* _RECORDS SHOWN_
········
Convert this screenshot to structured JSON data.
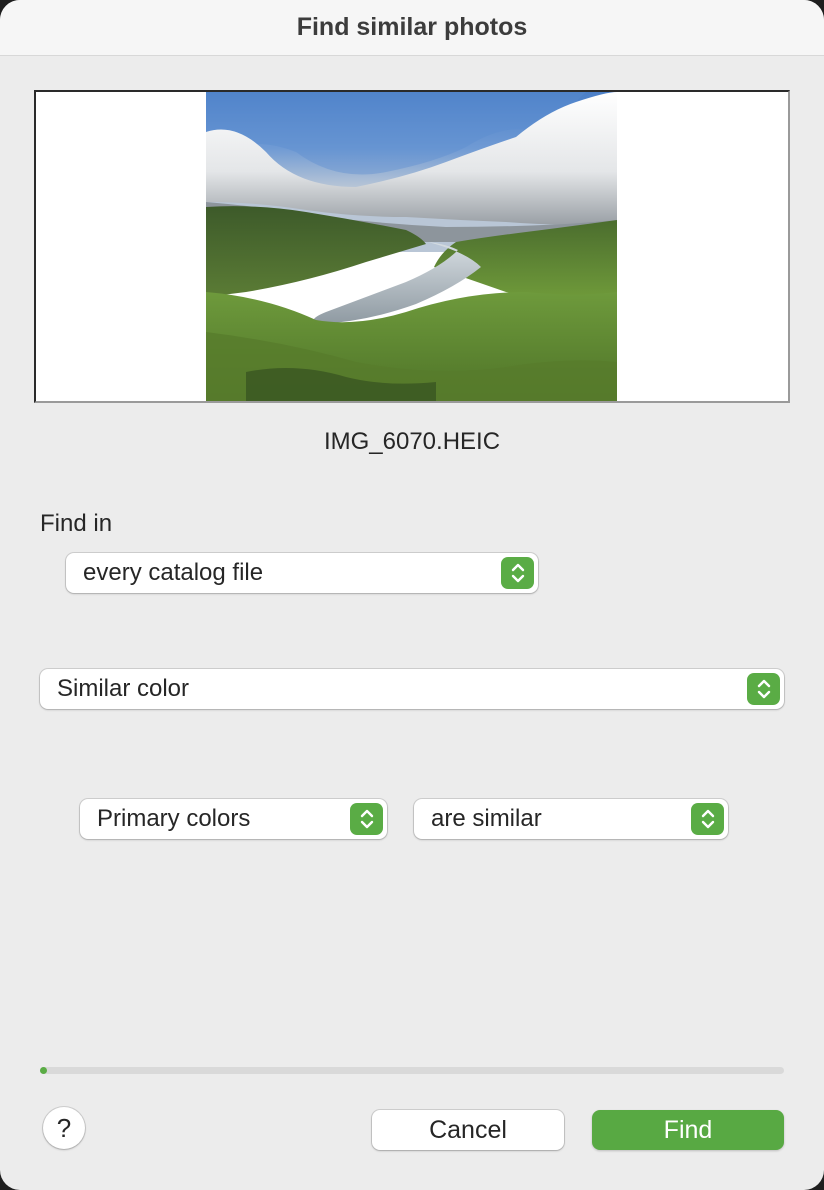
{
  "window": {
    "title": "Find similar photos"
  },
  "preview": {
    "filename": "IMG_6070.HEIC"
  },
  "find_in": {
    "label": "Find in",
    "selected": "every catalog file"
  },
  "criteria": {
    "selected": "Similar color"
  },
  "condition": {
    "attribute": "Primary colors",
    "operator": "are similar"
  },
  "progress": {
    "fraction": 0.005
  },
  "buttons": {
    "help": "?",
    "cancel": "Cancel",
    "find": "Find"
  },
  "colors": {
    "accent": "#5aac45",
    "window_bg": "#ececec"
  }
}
········
* _WHAT IS EXPECTED_
Each line of the data should be quoted exactly, with pictures left out.

* _SOLUTION FOR THIS PROBLEM_
Convert this screenshot to structured JSON data.
{
  "window": {
    "title": "Find similar photos"
  },
  "preview": {
    "filename": "IMG_6070.HEIC"
  },
  "find_in": {
    "label": "Find in",
    "selected": "every catalog file"
  },
  "criteria": {
    "selected": "Similar color"
  },
  "condition": {
    "attribute": "Primary colors",
    "operator": "are similar"
  },
  "progress": {
    "fraction": 0.005
  },
  "buttons": {
    "help": "?",
    "cancel": "Cancel",
    "find": "Find"
  },
  "colors": {
    "accent": "#5aac45",
    "window_bg": "#ececec"
  }
}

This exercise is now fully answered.